## Begin Records shown
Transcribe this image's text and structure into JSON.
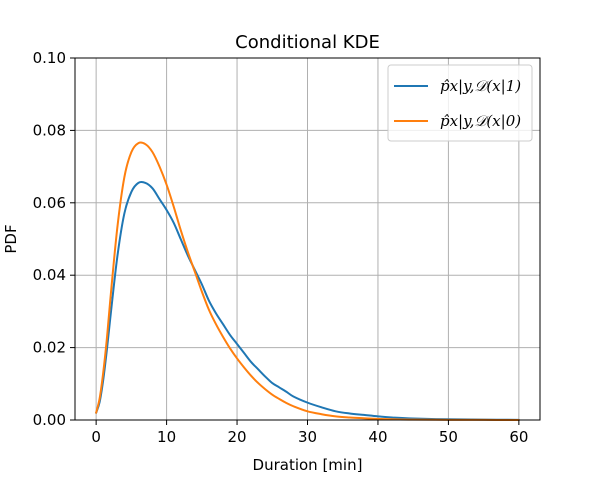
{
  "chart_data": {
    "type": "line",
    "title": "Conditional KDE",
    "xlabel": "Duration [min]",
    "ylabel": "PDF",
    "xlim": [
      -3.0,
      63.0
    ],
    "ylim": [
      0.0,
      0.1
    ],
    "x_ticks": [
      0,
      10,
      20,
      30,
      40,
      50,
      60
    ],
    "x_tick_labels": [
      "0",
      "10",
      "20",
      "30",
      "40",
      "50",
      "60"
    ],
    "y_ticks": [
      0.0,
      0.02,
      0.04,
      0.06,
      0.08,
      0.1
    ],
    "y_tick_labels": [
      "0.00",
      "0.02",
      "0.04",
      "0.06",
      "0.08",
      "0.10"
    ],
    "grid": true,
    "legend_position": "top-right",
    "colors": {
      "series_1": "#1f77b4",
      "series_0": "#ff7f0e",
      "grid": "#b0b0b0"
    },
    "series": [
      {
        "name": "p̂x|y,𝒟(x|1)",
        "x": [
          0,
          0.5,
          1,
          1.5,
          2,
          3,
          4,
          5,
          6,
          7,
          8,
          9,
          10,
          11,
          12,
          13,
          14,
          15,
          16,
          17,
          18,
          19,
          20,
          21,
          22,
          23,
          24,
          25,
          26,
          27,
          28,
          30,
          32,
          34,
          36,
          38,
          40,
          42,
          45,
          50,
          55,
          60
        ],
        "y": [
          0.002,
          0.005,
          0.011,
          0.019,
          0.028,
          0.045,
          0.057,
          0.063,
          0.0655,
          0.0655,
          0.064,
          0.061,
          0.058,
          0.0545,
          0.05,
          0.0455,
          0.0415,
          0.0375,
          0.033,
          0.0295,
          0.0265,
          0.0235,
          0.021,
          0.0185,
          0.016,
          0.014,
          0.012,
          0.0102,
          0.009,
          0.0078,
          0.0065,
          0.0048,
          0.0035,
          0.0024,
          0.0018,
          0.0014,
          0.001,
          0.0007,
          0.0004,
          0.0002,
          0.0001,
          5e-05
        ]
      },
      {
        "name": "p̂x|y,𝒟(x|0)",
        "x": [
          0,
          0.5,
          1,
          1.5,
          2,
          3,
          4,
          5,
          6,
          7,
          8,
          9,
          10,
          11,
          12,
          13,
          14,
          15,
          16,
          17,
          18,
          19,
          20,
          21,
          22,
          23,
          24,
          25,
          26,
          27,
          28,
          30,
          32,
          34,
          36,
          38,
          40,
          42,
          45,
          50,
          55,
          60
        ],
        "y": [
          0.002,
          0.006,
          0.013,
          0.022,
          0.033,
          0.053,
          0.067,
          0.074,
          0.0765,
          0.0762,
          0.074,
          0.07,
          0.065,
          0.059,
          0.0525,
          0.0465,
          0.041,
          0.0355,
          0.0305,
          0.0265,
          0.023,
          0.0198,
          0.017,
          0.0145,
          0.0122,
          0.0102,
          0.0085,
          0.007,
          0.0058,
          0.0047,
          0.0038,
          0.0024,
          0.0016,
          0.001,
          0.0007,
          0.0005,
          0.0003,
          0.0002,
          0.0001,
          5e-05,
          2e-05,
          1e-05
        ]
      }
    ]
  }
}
## End Records shown
Problem description: All records must be output exactly as they are, except for the pictures, which are left out.

Answer below:
Transcribe this image's text and structure into JSON.
{
  "chart_data": {
    "type": "line",
    "title": "Conditional KDE",
    "xlabel": "Duration [min]",
    "ylabel": "PDF",
    "xlim": [
      -3.0,
      63.0
    ],
    "ylim": [
      0.0,
      0.1
    ],
    "x_ticks": [
      0,
      10,
      20,
      30,
      40,
      50,
      60
    ],
    "x_tick_labels": [
      "0",
      "10",
      "20",
      "30",
      "40",
      "50",
      "60"
    ],
    "y_ticks": [
      0.0,
      0.02,
      0.04,
      0.06,
      0.08,
      0.1
    ],
    "y_tick_labels": [
      "0.00",
      "0.02",
      "0.04",
      "0.06",
      "0.08",
      "0.10"
    ],
    "grid": true,
    "legend_position": "top-right",
    "colors": {
      "series_1": "#1f77b4",
      "series_0": "#ff7f0e",
      "grid": "#b0b0b0"
    },
    "series": [
      {
        "name": "p̂x|y,𝒟(x|1)",
        "x": [
          0,
          0.5,
          1,
          1.5,
          2,
          3,
          4,
          5,
          6,
          7,
          8,
          9,
          10,
          11,
          12,
          13,
          14,
          15,
          16,
          17,
          18,
          19,
          20,
          21,
          22,
          23,
          24,
          25,
          26,
          27,
          28,
          30,
          32,
          34,
          36,
          38,
          40,
          42,
          45,
          50,
          55,
          60
        ],
        "y": [
          0.002,
          0.005,
          0.011,
          0.019,
          0.028,
          0.045,
          0.057,
          0.063,
          0.0655,
          0.0655,
          0.064,
          0.061,
          0.058,
          0.0545,
          0.05,
          0.0455,
          0.0415,
          0.0375,
          0.033,
          0.0295,
          0.0265,
          0.0235,
          0.021,
          0.0185,
          0.016,
          0.014,
          0.012,
          0.0102,
          0.009,
          0.0078,
          0.0065,
          0.0048,
          0.0035,
          0.0024,
          0.0018,
          0.0014,
          0.001,
          0.0007,
          0.0004,
          0.0002,
          0.0001,
          5e-05
        ]
      },
      {
        "name": "p̂x|y,𝒟(x|0)",
        "x": [
          0,
          0.5,
          1,
          1.5,
          2,
          3,
          4,
          5,
          6,
          7,
          8,
          9,
          10,
          11,
          12,
          13,
          14,
          15,
          16,
          17,
          18,
          19,
          20,
          21,
          22,
          23,
          24,
          25,
          26,
          27,
          28,
          30,
          32,
          34,
          36,
          38,
          40,
          42,
          45,
          50,
          55,
          60
        ],
        "y": [
          0.002,
          0.006,
          0.013,
          0.022,
          0.033,
          0.053,
          0.067,
          0.074,
          0.0765,
          0.0762,
          0.074,
          0.07,
          0.065,
          0.059,
          0.0525,
          0.0465,
          0.041,
          0.0355,
          0.0305,
          0.0265,
          0.023,
          0.0198,
          0.017,
          0.0145,
          0.0122,
          0.0102,
          0.0085,
          0.007,
          0.0058,
          0.0047,
          0.0038,
          0.0024,
          0.0016,
          0.001,
          0.0007,
          0.0005,
          0.0003,
          0.0002,
          0.0001,
          5e-05,
          2e-05,
          1e-05
        ]
      }
    ]
  }
}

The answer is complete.